** Start of MATERIAL FOR THIS EXERCISE **

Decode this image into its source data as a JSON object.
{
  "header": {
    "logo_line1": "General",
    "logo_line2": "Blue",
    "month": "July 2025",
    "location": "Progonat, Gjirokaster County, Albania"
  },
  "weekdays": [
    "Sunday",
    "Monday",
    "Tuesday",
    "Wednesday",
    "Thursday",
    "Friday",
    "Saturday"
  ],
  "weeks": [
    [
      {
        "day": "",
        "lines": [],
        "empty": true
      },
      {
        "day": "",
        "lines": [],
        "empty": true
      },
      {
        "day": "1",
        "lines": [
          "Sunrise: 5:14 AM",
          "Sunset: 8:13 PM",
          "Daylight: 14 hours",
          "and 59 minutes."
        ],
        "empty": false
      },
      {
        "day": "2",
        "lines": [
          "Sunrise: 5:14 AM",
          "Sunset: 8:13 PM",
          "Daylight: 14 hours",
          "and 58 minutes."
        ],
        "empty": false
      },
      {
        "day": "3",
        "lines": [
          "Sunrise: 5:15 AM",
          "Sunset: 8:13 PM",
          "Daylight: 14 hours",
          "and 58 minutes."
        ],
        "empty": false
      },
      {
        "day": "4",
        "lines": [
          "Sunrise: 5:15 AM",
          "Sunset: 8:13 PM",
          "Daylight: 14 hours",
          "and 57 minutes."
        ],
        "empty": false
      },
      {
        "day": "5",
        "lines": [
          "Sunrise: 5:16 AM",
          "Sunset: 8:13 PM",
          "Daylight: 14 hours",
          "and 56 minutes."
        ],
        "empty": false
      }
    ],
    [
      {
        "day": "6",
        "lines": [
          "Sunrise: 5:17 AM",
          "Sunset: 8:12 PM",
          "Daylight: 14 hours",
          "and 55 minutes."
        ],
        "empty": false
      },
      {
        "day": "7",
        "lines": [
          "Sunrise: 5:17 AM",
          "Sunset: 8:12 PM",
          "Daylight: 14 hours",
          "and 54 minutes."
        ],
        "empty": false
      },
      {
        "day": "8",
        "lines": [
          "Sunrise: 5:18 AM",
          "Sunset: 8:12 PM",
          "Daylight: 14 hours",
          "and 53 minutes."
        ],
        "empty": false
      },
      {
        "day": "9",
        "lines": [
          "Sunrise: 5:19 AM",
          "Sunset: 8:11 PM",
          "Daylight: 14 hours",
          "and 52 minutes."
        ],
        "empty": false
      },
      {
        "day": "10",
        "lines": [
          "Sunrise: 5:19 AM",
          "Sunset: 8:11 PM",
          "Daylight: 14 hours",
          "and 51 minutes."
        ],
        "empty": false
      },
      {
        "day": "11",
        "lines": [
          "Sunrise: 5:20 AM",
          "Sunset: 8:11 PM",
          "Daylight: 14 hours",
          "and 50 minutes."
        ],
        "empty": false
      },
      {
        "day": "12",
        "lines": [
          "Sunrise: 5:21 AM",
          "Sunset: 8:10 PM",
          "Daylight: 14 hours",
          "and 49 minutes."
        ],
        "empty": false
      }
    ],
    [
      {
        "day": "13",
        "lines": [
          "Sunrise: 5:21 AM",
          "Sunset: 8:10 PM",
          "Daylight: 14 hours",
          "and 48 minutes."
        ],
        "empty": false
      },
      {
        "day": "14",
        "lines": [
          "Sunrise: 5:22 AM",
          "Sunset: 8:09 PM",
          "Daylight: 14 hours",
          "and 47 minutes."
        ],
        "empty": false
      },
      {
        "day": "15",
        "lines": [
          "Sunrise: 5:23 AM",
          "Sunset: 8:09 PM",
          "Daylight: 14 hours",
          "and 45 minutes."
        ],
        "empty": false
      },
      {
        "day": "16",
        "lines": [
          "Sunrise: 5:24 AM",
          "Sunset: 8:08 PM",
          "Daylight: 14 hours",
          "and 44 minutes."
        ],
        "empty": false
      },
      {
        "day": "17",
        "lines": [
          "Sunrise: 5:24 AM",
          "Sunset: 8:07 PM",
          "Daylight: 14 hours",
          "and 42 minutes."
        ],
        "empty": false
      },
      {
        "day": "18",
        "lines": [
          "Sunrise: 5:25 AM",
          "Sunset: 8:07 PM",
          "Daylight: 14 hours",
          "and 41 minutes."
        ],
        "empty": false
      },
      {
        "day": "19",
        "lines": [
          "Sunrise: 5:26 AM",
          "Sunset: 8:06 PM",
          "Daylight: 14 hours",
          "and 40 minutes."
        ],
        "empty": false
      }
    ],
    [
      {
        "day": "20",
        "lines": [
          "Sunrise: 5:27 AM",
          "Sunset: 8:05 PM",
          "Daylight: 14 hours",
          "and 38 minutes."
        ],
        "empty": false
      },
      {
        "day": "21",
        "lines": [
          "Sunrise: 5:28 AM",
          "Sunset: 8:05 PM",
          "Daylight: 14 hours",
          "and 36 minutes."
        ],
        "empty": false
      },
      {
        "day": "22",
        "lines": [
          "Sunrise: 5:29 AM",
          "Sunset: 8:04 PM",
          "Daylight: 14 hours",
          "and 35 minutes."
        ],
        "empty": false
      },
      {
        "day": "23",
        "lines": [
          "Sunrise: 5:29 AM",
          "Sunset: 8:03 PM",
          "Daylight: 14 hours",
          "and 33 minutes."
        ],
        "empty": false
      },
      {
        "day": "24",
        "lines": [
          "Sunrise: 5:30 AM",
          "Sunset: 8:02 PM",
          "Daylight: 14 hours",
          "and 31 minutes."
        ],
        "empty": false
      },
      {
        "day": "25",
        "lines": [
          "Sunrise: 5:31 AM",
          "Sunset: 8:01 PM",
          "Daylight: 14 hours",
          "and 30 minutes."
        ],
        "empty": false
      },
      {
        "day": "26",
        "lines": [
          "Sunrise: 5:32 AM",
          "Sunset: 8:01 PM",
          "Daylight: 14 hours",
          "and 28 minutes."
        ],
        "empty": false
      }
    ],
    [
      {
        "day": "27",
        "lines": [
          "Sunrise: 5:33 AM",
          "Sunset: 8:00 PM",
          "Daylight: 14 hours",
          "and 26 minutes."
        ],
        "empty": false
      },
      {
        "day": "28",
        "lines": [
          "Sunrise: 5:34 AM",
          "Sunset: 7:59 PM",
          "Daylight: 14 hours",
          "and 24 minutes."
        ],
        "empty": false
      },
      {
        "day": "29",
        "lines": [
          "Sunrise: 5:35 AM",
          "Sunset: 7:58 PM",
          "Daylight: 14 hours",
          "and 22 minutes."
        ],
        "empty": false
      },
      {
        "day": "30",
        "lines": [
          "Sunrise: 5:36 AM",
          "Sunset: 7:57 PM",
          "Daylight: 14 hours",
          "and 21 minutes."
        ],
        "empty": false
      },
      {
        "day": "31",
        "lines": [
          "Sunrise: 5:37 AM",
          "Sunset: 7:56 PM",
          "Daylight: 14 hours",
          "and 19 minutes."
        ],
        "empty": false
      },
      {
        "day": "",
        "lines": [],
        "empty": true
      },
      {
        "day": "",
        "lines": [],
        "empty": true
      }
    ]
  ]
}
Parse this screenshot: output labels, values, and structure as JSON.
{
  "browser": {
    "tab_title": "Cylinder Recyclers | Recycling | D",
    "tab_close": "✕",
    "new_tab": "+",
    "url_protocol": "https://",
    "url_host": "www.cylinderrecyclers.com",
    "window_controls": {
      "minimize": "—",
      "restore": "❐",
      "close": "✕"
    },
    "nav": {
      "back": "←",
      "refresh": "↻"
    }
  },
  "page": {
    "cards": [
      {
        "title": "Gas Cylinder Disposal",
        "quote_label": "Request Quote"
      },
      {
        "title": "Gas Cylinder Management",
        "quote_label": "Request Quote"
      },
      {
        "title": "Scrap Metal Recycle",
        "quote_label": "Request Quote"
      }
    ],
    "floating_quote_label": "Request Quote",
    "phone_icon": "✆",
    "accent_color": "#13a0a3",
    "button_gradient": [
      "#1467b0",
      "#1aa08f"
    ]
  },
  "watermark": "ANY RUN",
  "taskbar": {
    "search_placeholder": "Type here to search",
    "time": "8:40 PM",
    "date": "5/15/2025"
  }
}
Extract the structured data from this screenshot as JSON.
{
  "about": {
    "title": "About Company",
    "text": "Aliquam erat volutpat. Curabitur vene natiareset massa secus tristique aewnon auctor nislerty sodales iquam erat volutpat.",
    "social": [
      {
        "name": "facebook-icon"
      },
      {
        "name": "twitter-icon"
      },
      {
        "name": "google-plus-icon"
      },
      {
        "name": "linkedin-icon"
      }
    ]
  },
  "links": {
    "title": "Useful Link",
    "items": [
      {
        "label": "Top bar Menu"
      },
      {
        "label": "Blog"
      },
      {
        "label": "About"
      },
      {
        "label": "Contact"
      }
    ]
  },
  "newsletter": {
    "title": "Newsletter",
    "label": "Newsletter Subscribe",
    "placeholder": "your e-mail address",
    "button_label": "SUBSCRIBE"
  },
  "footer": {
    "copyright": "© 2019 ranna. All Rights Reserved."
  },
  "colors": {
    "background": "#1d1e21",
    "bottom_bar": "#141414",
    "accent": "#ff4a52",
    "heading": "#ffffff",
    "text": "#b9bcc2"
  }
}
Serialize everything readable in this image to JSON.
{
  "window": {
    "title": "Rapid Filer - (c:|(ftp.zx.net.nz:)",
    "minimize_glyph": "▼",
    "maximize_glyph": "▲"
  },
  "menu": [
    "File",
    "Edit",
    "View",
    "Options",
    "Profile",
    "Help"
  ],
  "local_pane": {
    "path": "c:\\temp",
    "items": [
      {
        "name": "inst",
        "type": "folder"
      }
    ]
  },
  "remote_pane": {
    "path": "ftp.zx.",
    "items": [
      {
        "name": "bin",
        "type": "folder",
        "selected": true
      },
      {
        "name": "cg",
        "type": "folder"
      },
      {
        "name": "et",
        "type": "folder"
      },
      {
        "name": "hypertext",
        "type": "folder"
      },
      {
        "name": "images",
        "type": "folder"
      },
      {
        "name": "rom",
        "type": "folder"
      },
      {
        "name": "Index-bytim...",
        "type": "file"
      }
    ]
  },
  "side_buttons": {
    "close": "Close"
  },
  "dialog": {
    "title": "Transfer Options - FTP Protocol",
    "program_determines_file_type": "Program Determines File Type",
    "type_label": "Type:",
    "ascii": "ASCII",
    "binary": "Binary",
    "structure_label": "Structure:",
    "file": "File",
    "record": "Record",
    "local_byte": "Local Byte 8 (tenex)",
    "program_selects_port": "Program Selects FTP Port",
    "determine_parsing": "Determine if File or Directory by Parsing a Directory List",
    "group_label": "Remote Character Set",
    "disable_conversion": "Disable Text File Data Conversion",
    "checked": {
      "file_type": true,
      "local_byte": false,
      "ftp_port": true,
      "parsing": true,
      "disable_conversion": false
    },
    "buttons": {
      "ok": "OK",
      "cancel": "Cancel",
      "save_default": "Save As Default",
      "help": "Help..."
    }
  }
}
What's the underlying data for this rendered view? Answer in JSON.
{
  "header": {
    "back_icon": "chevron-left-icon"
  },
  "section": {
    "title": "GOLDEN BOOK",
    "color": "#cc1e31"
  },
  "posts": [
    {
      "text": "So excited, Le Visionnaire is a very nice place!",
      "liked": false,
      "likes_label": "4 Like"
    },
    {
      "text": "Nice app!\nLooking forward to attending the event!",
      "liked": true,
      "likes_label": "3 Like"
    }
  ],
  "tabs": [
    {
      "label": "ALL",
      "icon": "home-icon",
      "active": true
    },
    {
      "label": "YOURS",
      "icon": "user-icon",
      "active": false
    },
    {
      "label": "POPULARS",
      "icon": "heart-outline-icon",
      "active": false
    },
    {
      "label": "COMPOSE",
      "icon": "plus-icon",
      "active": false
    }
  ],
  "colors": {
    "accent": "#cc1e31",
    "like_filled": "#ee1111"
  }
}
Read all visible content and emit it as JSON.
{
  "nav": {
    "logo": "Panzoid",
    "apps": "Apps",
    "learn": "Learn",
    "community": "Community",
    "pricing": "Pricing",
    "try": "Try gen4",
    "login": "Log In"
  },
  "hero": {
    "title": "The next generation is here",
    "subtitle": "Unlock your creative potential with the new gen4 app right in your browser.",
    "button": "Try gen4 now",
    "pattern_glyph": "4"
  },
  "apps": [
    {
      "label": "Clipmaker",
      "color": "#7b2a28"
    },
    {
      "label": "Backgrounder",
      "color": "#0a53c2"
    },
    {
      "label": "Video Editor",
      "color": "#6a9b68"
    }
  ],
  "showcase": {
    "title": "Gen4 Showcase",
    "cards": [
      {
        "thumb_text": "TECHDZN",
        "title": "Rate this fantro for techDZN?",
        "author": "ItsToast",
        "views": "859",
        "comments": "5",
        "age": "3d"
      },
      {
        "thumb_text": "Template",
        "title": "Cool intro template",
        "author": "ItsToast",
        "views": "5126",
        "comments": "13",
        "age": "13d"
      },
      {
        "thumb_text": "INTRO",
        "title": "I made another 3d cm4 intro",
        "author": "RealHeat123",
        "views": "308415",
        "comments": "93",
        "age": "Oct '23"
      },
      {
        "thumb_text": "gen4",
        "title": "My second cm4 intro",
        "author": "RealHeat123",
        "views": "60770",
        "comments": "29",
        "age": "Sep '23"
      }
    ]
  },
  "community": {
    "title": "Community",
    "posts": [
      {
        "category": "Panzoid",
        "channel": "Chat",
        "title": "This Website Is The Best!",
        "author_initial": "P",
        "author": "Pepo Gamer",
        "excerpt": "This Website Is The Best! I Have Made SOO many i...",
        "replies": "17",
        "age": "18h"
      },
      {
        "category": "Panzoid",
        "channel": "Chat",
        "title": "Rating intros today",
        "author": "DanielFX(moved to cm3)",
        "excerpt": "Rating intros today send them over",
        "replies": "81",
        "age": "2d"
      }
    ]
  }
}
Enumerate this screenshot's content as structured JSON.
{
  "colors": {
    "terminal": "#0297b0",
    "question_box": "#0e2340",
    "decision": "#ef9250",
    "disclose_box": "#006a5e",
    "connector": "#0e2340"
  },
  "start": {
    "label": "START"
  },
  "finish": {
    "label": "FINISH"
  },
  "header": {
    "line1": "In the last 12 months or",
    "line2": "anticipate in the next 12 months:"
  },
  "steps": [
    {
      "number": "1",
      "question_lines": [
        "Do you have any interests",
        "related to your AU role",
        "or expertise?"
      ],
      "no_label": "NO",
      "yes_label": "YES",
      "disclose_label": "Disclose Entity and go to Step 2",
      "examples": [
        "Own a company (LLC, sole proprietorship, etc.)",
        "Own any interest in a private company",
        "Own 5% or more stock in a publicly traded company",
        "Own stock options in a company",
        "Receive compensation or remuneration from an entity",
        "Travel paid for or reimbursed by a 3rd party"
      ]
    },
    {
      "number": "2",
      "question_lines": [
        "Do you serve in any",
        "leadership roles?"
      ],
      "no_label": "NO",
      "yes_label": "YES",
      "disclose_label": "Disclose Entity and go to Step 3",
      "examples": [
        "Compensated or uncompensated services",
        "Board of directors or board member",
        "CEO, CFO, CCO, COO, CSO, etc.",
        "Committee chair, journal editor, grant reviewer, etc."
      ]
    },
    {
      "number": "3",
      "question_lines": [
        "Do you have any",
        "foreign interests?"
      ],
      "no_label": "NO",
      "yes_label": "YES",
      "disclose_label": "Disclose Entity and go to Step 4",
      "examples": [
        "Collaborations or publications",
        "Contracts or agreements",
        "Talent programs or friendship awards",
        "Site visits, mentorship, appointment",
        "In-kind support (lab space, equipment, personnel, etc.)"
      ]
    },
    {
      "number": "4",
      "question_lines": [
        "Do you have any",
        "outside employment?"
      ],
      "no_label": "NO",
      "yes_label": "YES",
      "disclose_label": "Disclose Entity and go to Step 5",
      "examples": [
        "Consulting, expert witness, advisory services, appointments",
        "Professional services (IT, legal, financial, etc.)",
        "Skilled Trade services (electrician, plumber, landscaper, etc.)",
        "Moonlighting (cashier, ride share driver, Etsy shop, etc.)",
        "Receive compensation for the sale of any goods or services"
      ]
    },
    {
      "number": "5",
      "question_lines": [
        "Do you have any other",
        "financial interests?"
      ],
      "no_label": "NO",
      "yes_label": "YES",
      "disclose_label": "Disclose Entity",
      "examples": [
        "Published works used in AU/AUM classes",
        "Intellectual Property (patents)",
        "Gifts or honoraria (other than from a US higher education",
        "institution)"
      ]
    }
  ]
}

** End of MATERIAL FOR THIS EXERCISE **

How many lines in the records above contain the word "interests"? Reply with the number and nothing more.

# WRITTEN REPLY:
3